## begin Dataset rows

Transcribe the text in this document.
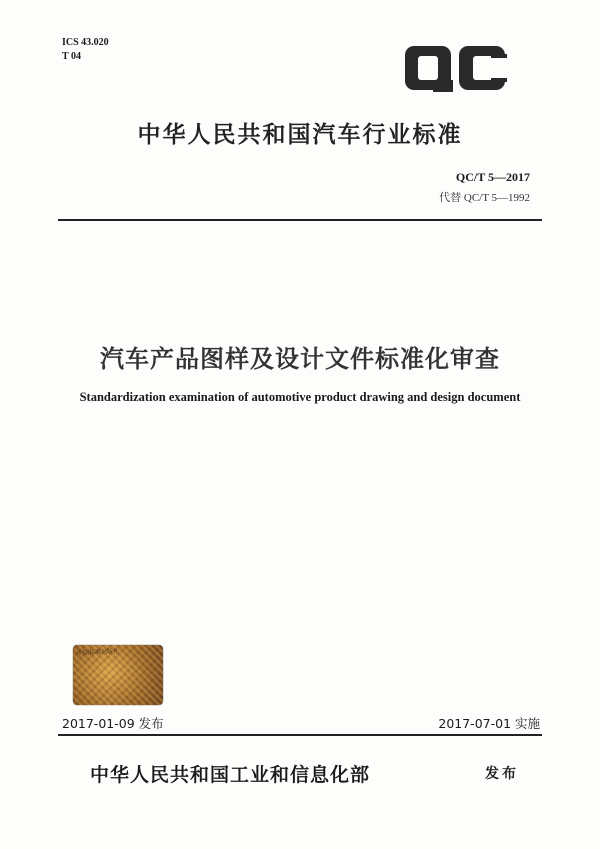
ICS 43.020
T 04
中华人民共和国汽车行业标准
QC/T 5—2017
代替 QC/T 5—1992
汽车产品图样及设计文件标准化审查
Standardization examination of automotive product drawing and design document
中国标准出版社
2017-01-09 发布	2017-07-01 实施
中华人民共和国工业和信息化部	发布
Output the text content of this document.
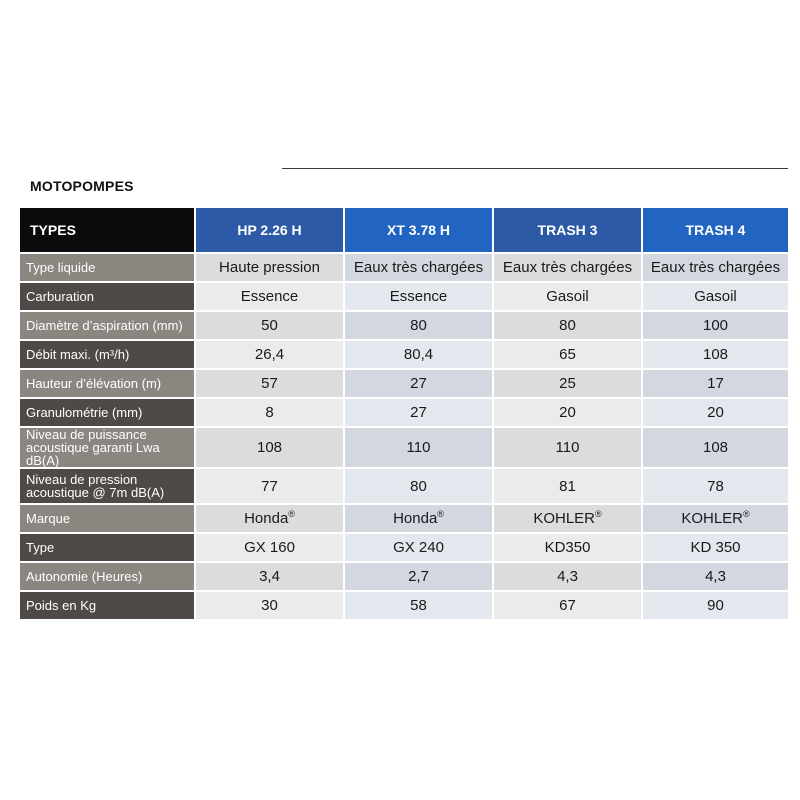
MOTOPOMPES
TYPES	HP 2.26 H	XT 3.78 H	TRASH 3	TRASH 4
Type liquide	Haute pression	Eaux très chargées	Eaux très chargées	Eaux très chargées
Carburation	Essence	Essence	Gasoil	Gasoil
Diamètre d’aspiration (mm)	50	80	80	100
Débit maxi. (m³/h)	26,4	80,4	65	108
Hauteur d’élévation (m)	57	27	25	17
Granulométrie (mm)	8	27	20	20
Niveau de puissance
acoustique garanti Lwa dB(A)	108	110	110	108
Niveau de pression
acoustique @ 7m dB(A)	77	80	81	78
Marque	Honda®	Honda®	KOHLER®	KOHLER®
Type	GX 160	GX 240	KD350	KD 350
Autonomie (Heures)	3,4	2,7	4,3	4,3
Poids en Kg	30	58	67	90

## end Dataset rows
## begin Dataset rows

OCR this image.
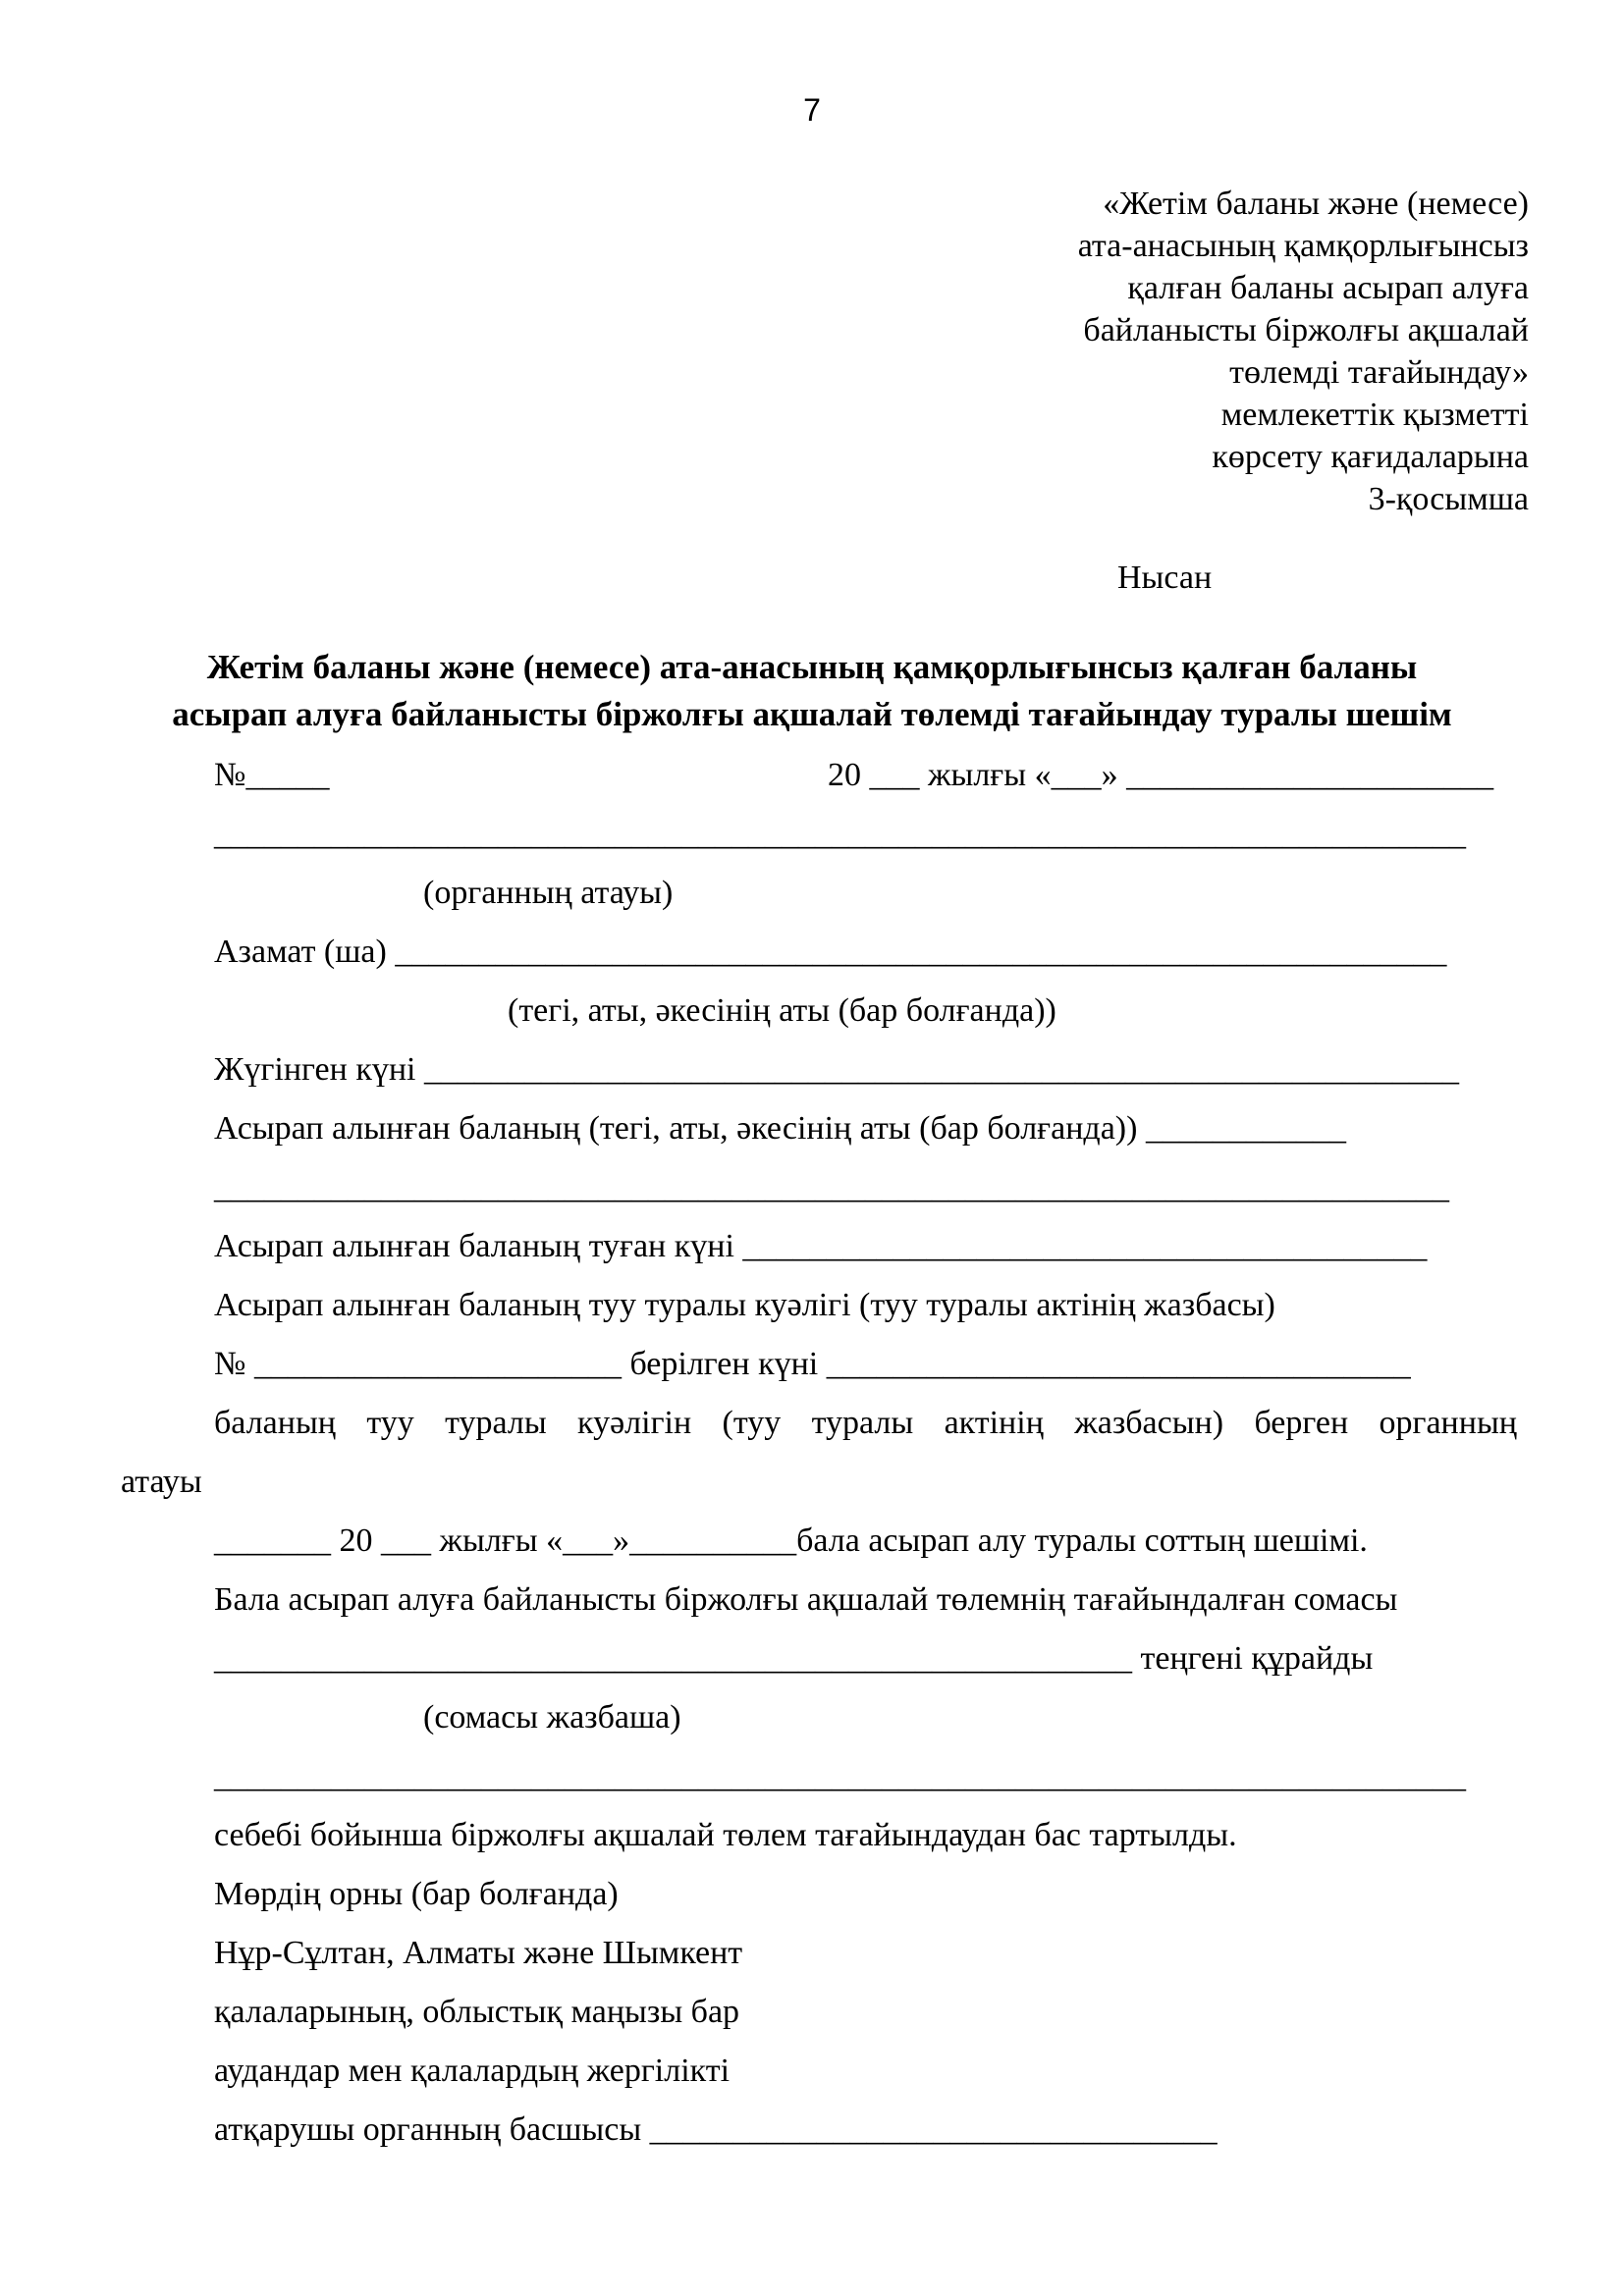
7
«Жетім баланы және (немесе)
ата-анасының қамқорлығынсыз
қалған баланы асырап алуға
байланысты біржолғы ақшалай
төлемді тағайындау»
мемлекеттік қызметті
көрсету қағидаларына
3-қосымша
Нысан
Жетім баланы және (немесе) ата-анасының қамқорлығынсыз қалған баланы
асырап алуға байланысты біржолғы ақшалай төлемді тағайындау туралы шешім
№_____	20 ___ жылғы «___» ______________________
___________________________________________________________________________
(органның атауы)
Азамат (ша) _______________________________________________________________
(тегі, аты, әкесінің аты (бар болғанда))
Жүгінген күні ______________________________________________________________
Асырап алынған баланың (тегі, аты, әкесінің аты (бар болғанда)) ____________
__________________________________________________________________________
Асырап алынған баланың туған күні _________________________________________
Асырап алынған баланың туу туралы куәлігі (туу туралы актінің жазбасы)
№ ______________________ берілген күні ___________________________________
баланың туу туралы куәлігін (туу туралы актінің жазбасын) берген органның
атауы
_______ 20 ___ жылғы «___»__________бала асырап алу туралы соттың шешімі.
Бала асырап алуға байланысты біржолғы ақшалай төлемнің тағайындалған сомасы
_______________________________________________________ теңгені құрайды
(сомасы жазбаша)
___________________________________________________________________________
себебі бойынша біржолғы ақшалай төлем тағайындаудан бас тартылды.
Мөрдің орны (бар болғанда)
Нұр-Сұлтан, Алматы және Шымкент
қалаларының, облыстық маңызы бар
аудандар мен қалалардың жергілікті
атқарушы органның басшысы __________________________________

## end Dataset rows

[The task] Search the lines for the string "анасының" and copy every line that has it.

[Exercise response]
ата-анасының қамқорлығынсыз
Жетім баланы және (немесе) ата-анасының қамқорлығынсыз қалған баланы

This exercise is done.